Data records
--------------------
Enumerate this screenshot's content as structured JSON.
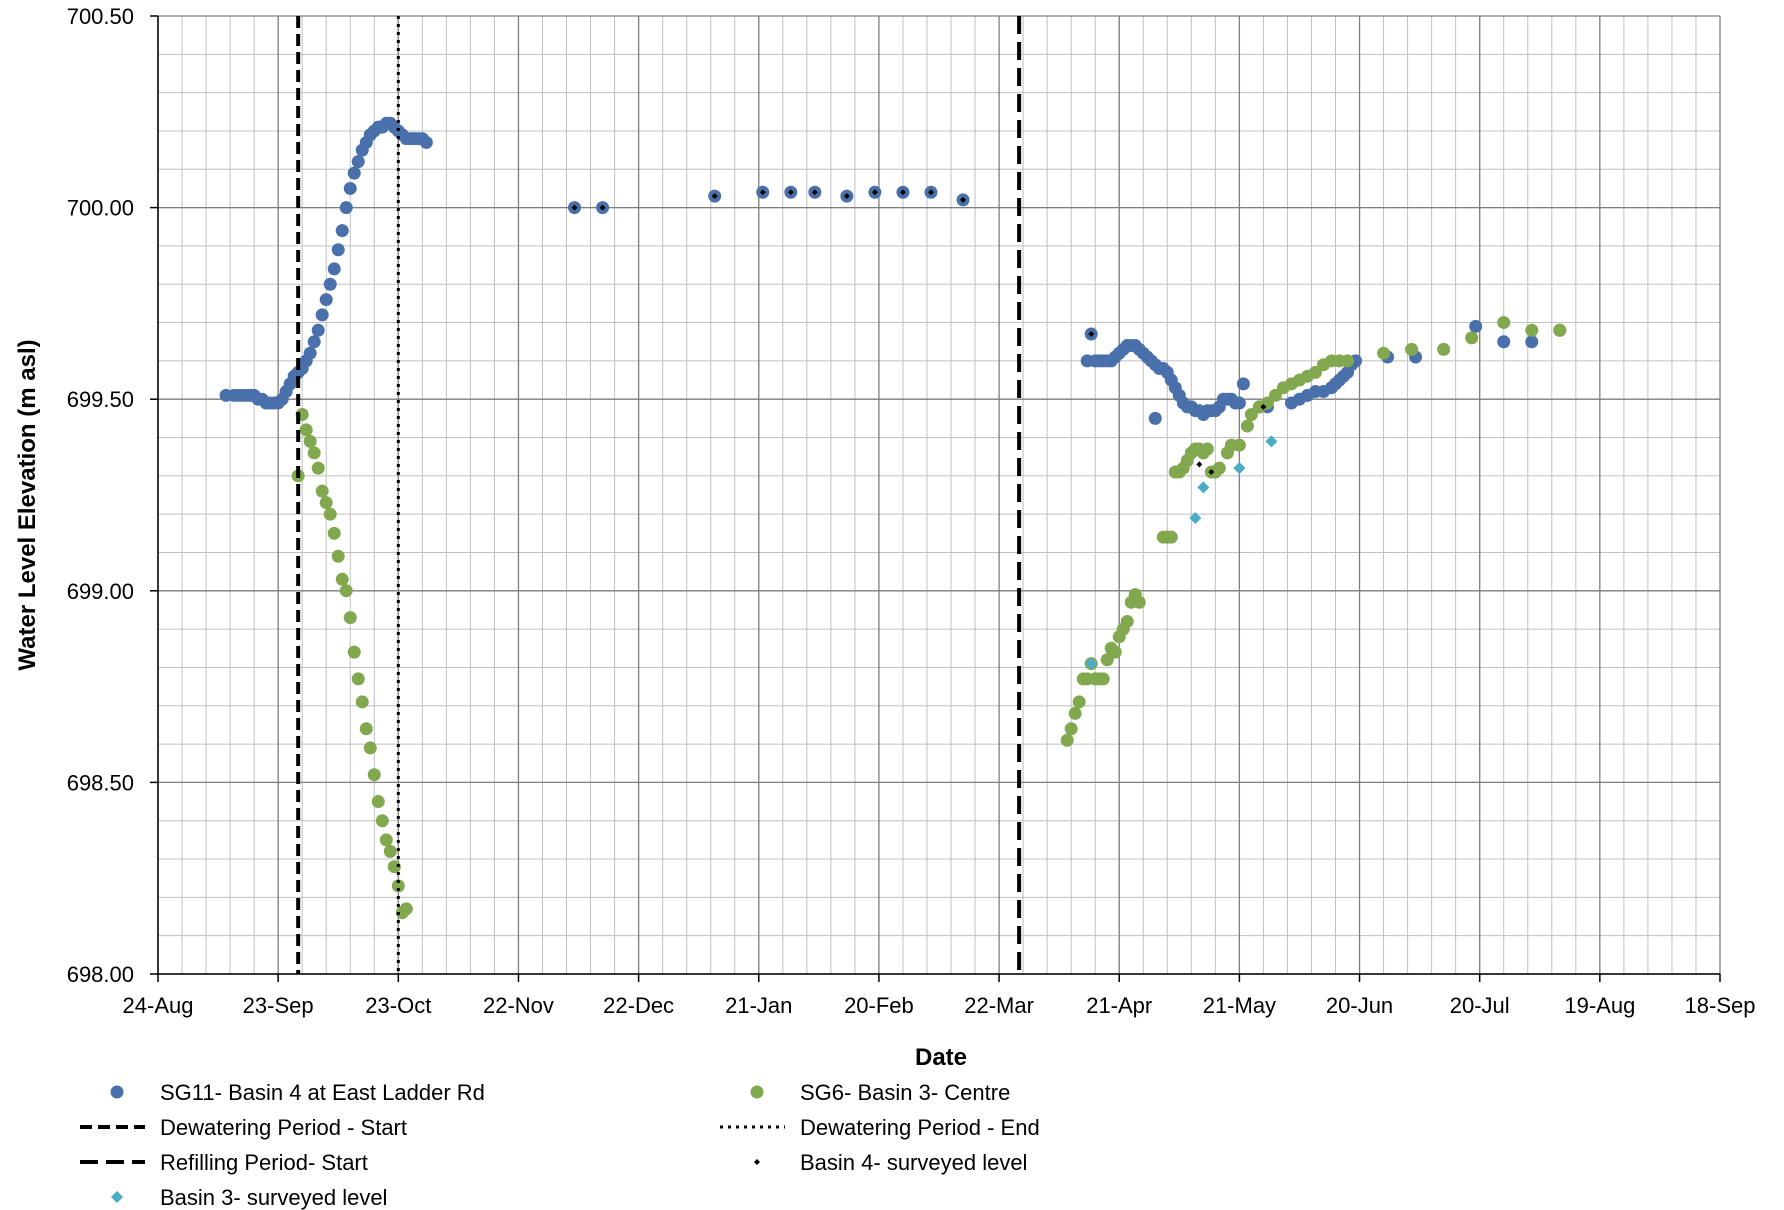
{
  "colors": {
    "sg11": "#4a70ab",
    "sg6": "#82a84f",
    "basin4_surveyed": "#000000",
    "basin3_surveyed": "#4bacc6",
    "grid_major": "#7f7f7f",
    "grid_minor": "#c0c0c0",
    "vline": "#000000"
  },
  "chart_data": {
    "type": "scatter",
    "title": "",
    "xlabel": "Date",
    "ylabel": "Water Level Elevation (m asl)",
    "date_origin": "2012-08-24",
    "xlim_days": [
      0,
      390
    ],
    "ylim": [
      698.0,
      700.5
    ],
    "y_major_step": 0.5,
    "y_minor_step": 0.1,
    "x_major_step_days": 30,
    "x_minor_step_days": 6,
    "x_tick_labels": [
      "24-Aug",
      "23-Sep",
      "23-Oct",
      "22-Nov",
      "22-Dec",
      "21-Jan",
      "20-Feb",
      "22-Mar",
      "21-Apr",
      "21-May",
      "20-Jun",
      "20-Jul",
      "19-Aug",
      "18-Sep"
    ],
    "y_tick_labels": [
      "698.00",
      "698.50",
      "699.00",
      "699.50",
      "700.00",
      "700.50"
    ],
    "grid": true,
    "legend_position": "bottom",
    "vertical_lines": [
      {
        "name": "Dewatering Period - Start",
        "x": 35,
        "style": "dashed"
      },
      {
        "name": "Dewatering Period - End",
        "x": 60,
        "style": "dotted"
      },
      {
        "name": "Refilling Period- Start",
        "x": 215,
        "style": "longdash"
      }
    ],
    "series": [
      {
        "name": "SG11- Basin 4 at East Ladder Rd",
        "marker": "circle",
        "points": [
          [
            17,
            699.51
          ],
          [
            19,
            699.51
          ],
          [
            20,
            699.51
          ],
          [
            21,
            699.51
          ],
          [
            22,
            699.51
          ],
          [
            23,
            699.51
          ],
          [
            24,
            699.51
          ],
          [
            25,
            699.5
          ],
          [
            26,
            699.5
          ],
          [
            27,
            699.49
          ],
          [
            28,
            699.49
          ],
          [
            29,
            699.49
          ],
          [
            30,
            699.49
          ],
          [
            31,
            699.5
          ],
          [
            32,
            699.52
          ],
          [
            33,
            699.54
          ],
          [
            34,
            699.56
          ],
          [
            35,
            699.57
          ],
          [
            36,
            699.58
          ],
          [
            37,
            699.6
          ],
          [
            38,
            699.62
          ],
          [
            39,
            699.65
          ],
          [
            40,
            699.68
          ],
          [
            41,
            699.72
          ],
          [
            42,
            699.76
          ],
          [
            43,
            699.8
          ],
          [
            44,
            699.84
          ],
          [
            45,
            699.89
          ],
          [
            46,
            699.94
          ],
          [
            47,
            700.0
          ],
          [
            48,
            700.05
          ],
          [
            49,
            700.09
          ],
          [
            50,
            700.12
          ],
          [
            51,
            700.15
          ],
          [
            52,
            700.17
          ],
          [
            53,
            700.19
          ],
          [
            54,
            700.2
          ],
          [
            55,
            700.21
          ],
          [
            56,
            700.21
          ],
          [
            57,
            700.22
          ],
          [
            58,
            700.22
          ],
          [
            59,
            700.21
          ],
          [
            60,
            700.2
          ],
          [
            61,
            700.19
          ],
          [
            62,
            700.18
          ],
          [
            63,
            700.18
          ],
          [
            64,
            700.18
          ],
          [
            65,
            700.18
          ],
          [
            66,
            700.18
          ],
          [
            67,
            700.17
          ],
          [
            104,
            700.0
          ],
          [
            111,
            700.0
          ],
          [
            139,
            700.03
          ],
          [
            151,
            700.04
          ],
          [
            158,
            700.04
          ],
          [
            164,
            700.04
          ],
          [
            172,
            700.03
          ],
          [
            179,
            700.04
          ],
          [
            186,
            700.04
          ],
          [
            193,
            700.04
          ],
          [
            201,
            700.02
          ],
          [
            233,
            699.67
          ],
          [
            232,
            699.6
          ],
          [
            234,
            699.6
          ],
          [
            235,
            699.6
          ],
          [
            236,
            699.6
          ],
          [
            237,
            699.6
          ],
          [
            238,
            699.6
          ],
          [
            239,
            699.61
          ],
          [
            240,
            699.62
          ],
          [
            241,
            699.63
          ],
          [
            242,
            699.64
          ],
          [
            243,
            699.64
          ],
          [
            244,
            699.64
          ],
          [
            245,
            699.63
          ],
          [
            246,
            699.62
          ],
          [
            247,
            699.61
          ],
          [
            248,
            699.6
          ],
          [
            249,
            699.59
          ],
          [
            250,
            699.58
          ],
          [
            251,
            699.58
          ],
          [
            252,
            699.57
          ],
          [
            253,
            699.55
          ],
          [
            254,
            699.53
          ],
          [
            255,
            699.51
          ],
          [
            256,
            699.49
          ],
          [
            257,
            699.48
          ],
          [
            258,
            699.48
          ],
          [
            259,
            699.47
          ],
          [
            260,
            699.47
          ],
          [
            261,
            699.46
          ],
          [
            262,
            699.47
          ],
          [
            263,
            699.47
          ],
          [
            264,
            699.47
          ],
          [
            265,
            699.48
          ],
          [
            266,
            699.5
          ],
          [
            267,
            699.5
          ],
          [
            268,
            699.5
          ],
          [
            269,
            699.49
          ],
          [
            270,
            699.49
          ],
          [
            249,
            699.45
          ],
          [
            271,
            699.54
          ],
          [
            275,
            699.48
          ],
          [
            277,
            699.48
          ],
          [
            283,
            699.49
          ],
          [
            285,
            699.5
          ],
          [
            287,
            699.51
          ],
          [
            289,
            699.52
          ],
          [
            291,
            699.52
          ],
          [
            293,
            699.53
          ],
          [
            294,
            699.54
          ],
          [
            295,
            699.55
          ],
          [
            296,
            699.56
          ],
          [
            297,
            699.57
          ],
          [
            298,
            699.59
          ],
          [
            299,
            699.6
          ],
          [
            307,
            699.61
          ],
          [
            314,
            699.61
          ],
          [
            329,
            699.69
          ],
          [
            336,
            699.65
          ],
          [
            343,
            699.65
          ],
          [
            350,
            699.68
          ]
        ]
      },
      {
        "name": "SG6- Basin 3- Centre",
        "marker": "circle",
        "points": [
          [
            35,
            699.3
          ],
          [
            36,
            699.46
          ],
          [
            37,
            699.42
          ],
          [
            38,
            699.39
          ],
          [
            39,
            699.36
          ],
          [
            40,
            699.32
          ],
          [
            41,
            699.26
          ],
          [
            42,
            699.23
          ],
          [
            43,
            699.2
          ],
          [
            44,
            699.15
          ],
          [
            45,
            699.09
          ],
          [
            46,
            699.03
          ],
          [
            47,
            699.0
          ],
          [
            48,
            698.93
          ],
          [
            49,
            698.84
          ],
          [
            50,
            698.77
          ],
          [
            51,
            698.71
          ],
          [
            52,
            698.64
          ],
          [
            53,
            698.59
          ],
          [
            54,
            698.52
          ],
          [
            55,
            698.45
          ],
          [
            56,
            698.4
          ],
          [
            57,
            698.35
          ],
          [
            58,
            698.32
          ],
          [
            59,
            698.28
          ],
          [
            60,
            698.23
          ],
          [
            61,
            698.16
          ],
          [
            62,
            698.17
          ],
          [
            227,
            698.61
          ],
          [
            228,
            698.64
          ],
          [
            229,
            698.68
          ],
          [
            230,
            698.71
          ],
          [
            231,
            698.77
          ],
          [
            232,
            698.77
          ],
          [
            233,
            698.81
          ],
          [
            234,
            698.77
          ],
          [
            235,
            698.77
          ],
          [
            236,
            698.77
          ],
          [
            237,
            698.82
          ],
          [
            238,
            698.85
          ],
          [
            239,
            698.84
          ],
          [
            240,
            698.88
          ],
          [
            241,
            698.9
          ],
          [
            242,
            698.92
          ],
          [
            243,
            698.97
          ],
          [
            244,
            698.99
          ],
          [
            245,
            698.97
          ],
          [
            251,
            699.14
          ],
          [
            252,
            699.14
          ],
          [
            253,
            699.14
          ],
          [
            254,
            699.31
          ],
          [
            255,
            699.31
          ],
          [
            256,
            699.32
          ],
          [
            257,
            699.34
          ],
          [
            258,
            699.36
          ],
          [
            259,
            699.37
          ],
          [
            260,
            699.37
          ],
          [
            261,
            699.36
          ],
          [
            262,
            699.37
          ],
          [
            263,
            699.31
          ],
          [
            264,
            699.31
          ],
          [
            265,
            699.32
          ],
          [
            267,
            699.36
          ],
          [
            268,
            699.38
          ],
          [
            270,
            699.38
          ],
          [
            272,
            699.43
          ],
          [
            273,
            699.46
          ],
          [
            275,
            699.48
          ],
          [
            277,
            699.49
          ],
          [
            279,
            699.51
          ],
          [
            281,
            699.53
          ],
          [
            283,
            699.54
          ],
          [
            285,
            699.55
          ],
          [
            287,
            699.56
          ],
          [
            289,
            699.57
          ],
          [
            291,
            699.59
          ],
          [
            293,
            699.6
          ],
          [
            295,
            699.6
          ],
          [
            297,
            699.6
          ],
          [
            306,
            699.62
          ],
          [
            313,
            699.63
          ],
          [
            321,
            699.63
          ],
          [
            328,
            699.66
          ],
          [
            336,
            699.7
          ],
          [
            343,
            699.68
          ],
          [
            350,
            699.68
          ]
        ]
      },
      {
        "name": "Basin 4- surveyed level",
        "marker": "small-diamond",
        "points": [
          [
            104,
            700.0
          ],
          [
            111,
            700.0
          ],
          [
            139,
            700.03
          ],
          [
            151,
            700.04
          ],
          [
            158,
            700.04
          ],
          [
            164,
            700.04
          ],
          [
            172,
            700.03
          ],
          [
            179,
            700.04
          ],
          [
            186,
            700.04
          ],
          [
            193,
            700.04
          ],
          [
            201,
            700.02
          ],
          [
            233,
            699.67
          ],
          [
            260,
            699.33
          ],
          [
            263,
            699.31
          ],
          [
            276,
            699.48
          ]
        ]
      },
      {
        "name": "Basin 3- surveyed level",
        "marker": "diamond",
        "points": [
          [
            233,
            698.81
          ],
          [
            259,
            699.19
          ],
          [
            261,
            699.27
          ],
          [
            270,
            699.32
          ],
          [
            278,
            699.39
          ]
        ]
      }
    ]
  }
}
--------------------
PROBLEM TO SOLVE — From the listing above, return each line with the word "name".

SOLUTION —
        "name": "Dewatering Period - Start",
        "name": "Dewatering Period - End",
        "name": "Refilling Period- Start",
        "name": "SG11- Basin 4 at East Ladder Rd",
        "name": "SG6- Basin 3- Centre",
        "name": "Basin 4- surveyed level",
        "name": "Basin 3- surveyed level",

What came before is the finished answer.